- **Extracted information**:
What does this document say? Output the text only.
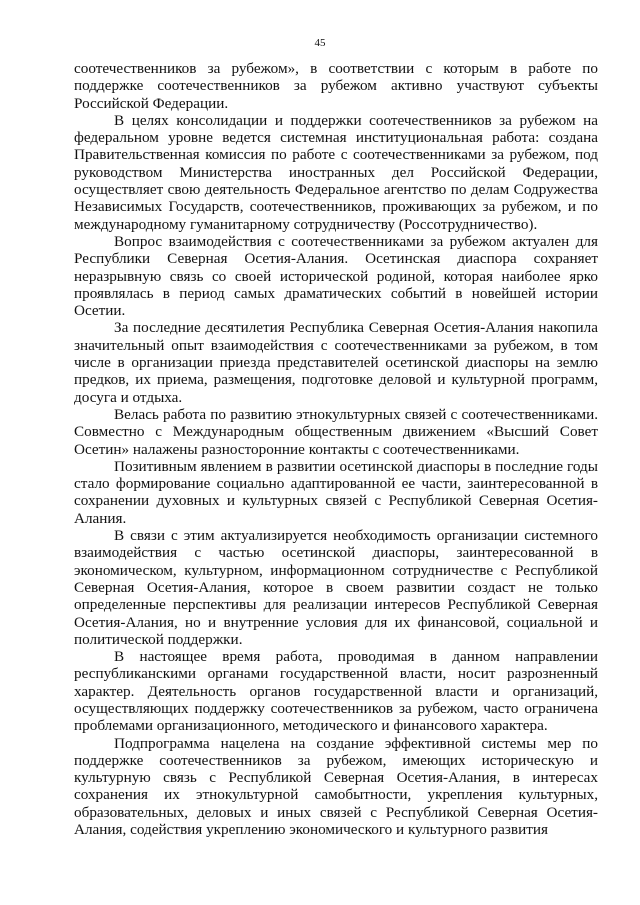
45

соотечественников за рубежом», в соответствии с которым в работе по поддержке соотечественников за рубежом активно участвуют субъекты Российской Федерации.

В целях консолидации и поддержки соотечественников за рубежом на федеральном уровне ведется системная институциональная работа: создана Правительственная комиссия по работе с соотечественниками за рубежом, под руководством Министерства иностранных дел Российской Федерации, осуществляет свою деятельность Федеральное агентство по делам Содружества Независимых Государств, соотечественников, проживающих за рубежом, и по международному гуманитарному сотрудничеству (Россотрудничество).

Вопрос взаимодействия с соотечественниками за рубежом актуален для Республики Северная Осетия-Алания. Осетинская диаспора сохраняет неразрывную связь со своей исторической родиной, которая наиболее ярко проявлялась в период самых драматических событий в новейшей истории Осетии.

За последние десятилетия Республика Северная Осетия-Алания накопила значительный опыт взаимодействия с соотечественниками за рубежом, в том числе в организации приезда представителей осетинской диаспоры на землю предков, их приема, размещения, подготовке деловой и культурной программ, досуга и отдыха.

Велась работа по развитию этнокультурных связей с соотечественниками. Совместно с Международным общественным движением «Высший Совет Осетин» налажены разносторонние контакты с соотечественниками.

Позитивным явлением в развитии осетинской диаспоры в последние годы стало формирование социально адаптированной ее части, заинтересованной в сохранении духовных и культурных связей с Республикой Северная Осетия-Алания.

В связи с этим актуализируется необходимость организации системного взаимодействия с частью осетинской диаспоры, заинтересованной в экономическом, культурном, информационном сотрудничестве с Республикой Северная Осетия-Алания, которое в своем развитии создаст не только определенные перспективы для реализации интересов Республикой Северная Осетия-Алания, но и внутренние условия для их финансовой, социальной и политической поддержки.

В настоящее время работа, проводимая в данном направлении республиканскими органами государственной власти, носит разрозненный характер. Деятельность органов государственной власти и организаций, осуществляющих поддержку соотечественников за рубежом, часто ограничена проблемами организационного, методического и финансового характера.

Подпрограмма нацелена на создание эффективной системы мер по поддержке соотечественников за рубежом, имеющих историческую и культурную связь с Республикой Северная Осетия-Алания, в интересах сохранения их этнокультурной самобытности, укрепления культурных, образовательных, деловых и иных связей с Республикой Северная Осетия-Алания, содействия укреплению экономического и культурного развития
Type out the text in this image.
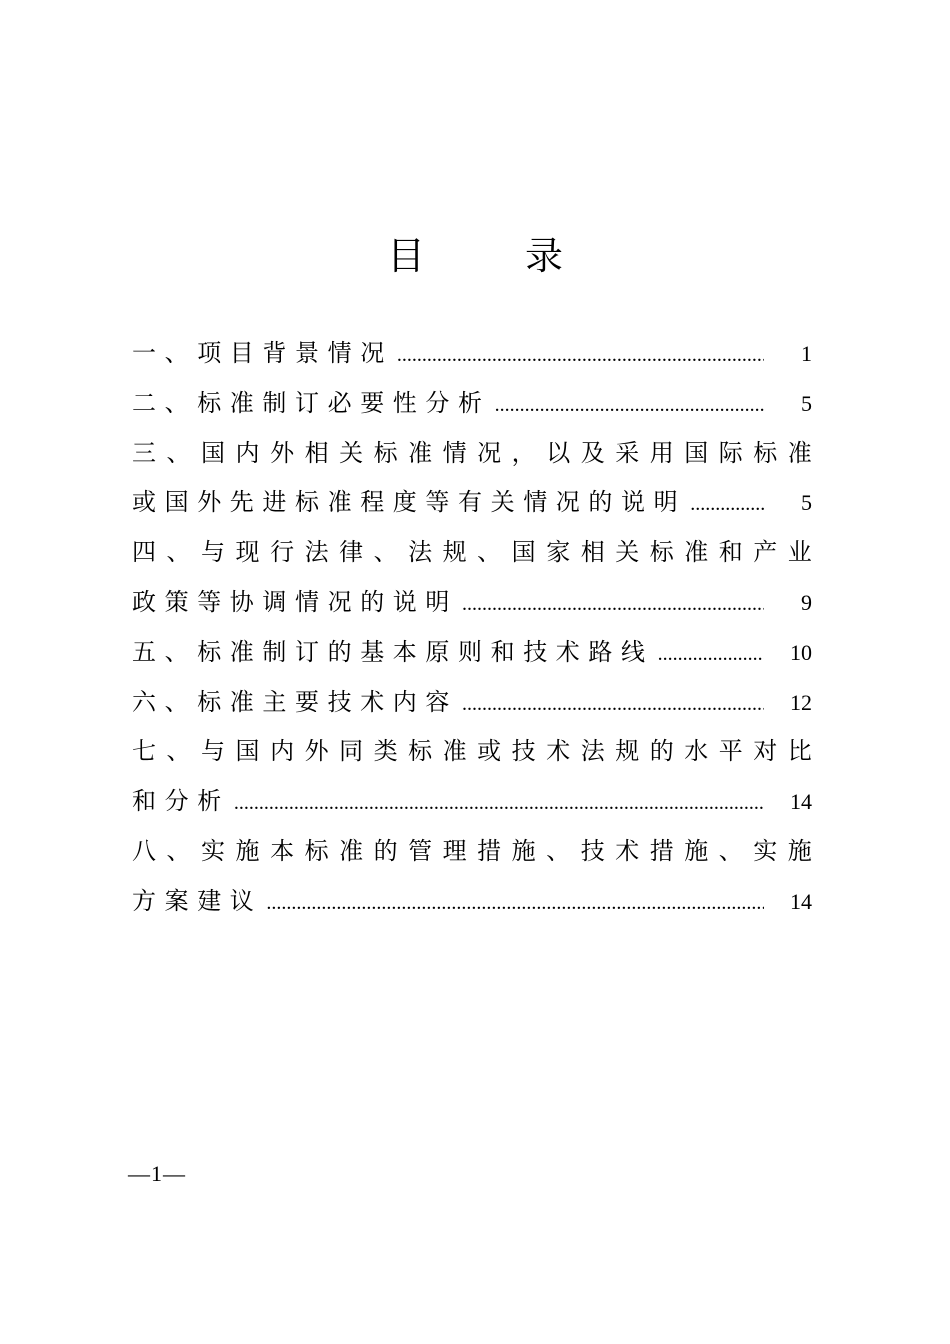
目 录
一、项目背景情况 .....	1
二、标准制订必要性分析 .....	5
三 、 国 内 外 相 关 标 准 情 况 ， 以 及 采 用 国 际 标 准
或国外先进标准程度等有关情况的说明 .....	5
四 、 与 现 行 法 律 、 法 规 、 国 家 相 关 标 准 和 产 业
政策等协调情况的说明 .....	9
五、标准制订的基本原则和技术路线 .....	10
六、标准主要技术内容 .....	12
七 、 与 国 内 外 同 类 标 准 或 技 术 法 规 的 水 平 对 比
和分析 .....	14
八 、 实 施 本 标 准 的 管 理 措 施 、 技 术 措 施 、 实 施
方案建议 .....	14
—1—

- **Exercise instructions**:
Leave the pictures out and print the records above exactly as they stand.

- **Result of the task**:
What does this document say? Output the text only.
45

соотечественников за рубежом», в соответствии с которым в работе по поддержке соотечественников за рубежом активно участвуют субъекты Российской Федерации.

В целях консолидации и поддержки соотечественников за рубежом на федеральном уровне ведется системная институциональная работа: создана Правительственная комиссия по работе с соотечественниками за рубежом, под руководством Министерства иностранных дел Российской Федерации, осуществляет свою деятельность Федеральное агентство по делам Содружества Независимых Государств, соотечественников, проживающих за рубежом, и по международному гуманитарному сотрудничеству (Россотрудничество).

Вопрос взаимодействия с соотечественниками за рубежом актуален для Республики Северная Осетия-Алания. Осетинская диаспора сохраняет неразрывную связь со своей исторической родиной, которая наиболее ярко проявлялась в период самых драматических событий в новейшей истории Осетии.

За последние десятилетия Республика Северная Осетия-Алания накопила значительный опыт взаимодействия с соотечественниками за рубежом, в том числе в организации приезда представителей осетинской диаспоры на землю предков, их приема, размещения, подготовке деловой и культурной программ, досуга и отдыха.

Велась работа по развитию этнокультурных связей с соотечественниками. Совместно с Международным общественным движением «Высший Совет Осетин» налажены разносторонние контакты с соотечественниками.

Позитивным явлением в развитии осетинской диаспоры в последние годы стало формирование социально адаптированной ее части, заинтересованной в сохранении духовных и культурных связей с Республикой Северная Осетия-Алания.

В связи с этим актуализируется необходимость организации системного взаимодействия с частью осетинской диаспоры, заинтересованной в экономическом, культурном, информационном сотрудничестве с Республикой Северная Осетия-Алания, которое в своем развитии создаст не только определенные перспективы для реализации интересов Республикой Северная Осетия-Алания, но и внутренние условия для их финансовой, социальной и политической поддержки.

В настоящее время работа, проводимая в данном направлении республиканскими органами государственной власти, носит разрозненный характер. Деятельность органов государственной власти и организаций, осуществляющих поддержку соотечественников за рубежом, часто ограничена проблемами организационного, методического и финансового характера.

Подпрограмма нацелена на создание эффективной системы мер по поддержке соотечественников за рубежом, имеющих историческую и культурную связь с Республикой Северная Осетия-Алания, в интересах сохранения их этнокультурной самобытности, укрепления культурных, образовательных, деловых и иных связей с Республикой Северная Осетия-Алания, содействия укреплению экономического и культурного развития
Type out the text in this image.
目 录
一、项目背景情况 .....	1
二、标准制订必要性分析 .....	5
三 、 国 内 外 相 关 标 准 情 况 ， 以 及 采 用 国 际 标 准
或国外先进标准程度等有关情况的说明 .....	5
四 、 与 现 行 法 律 、 法 规 、 国 家 相 关 标 准 和 产 业
政策等协调情况的说明 .....	9
五、标准制订的基本原则和技术路线 .....	10
六、标准主要技术内容 .....	12
七 、 与 国 内 外 同 类 标 准 或 技 术 法 规 的 水 平 对 比
和分析 .....	14
八 、 实 施 本 标 准 的 管 理 措 施 、 技 术 措 施 、 实 施
方案建议 .....	14
—1—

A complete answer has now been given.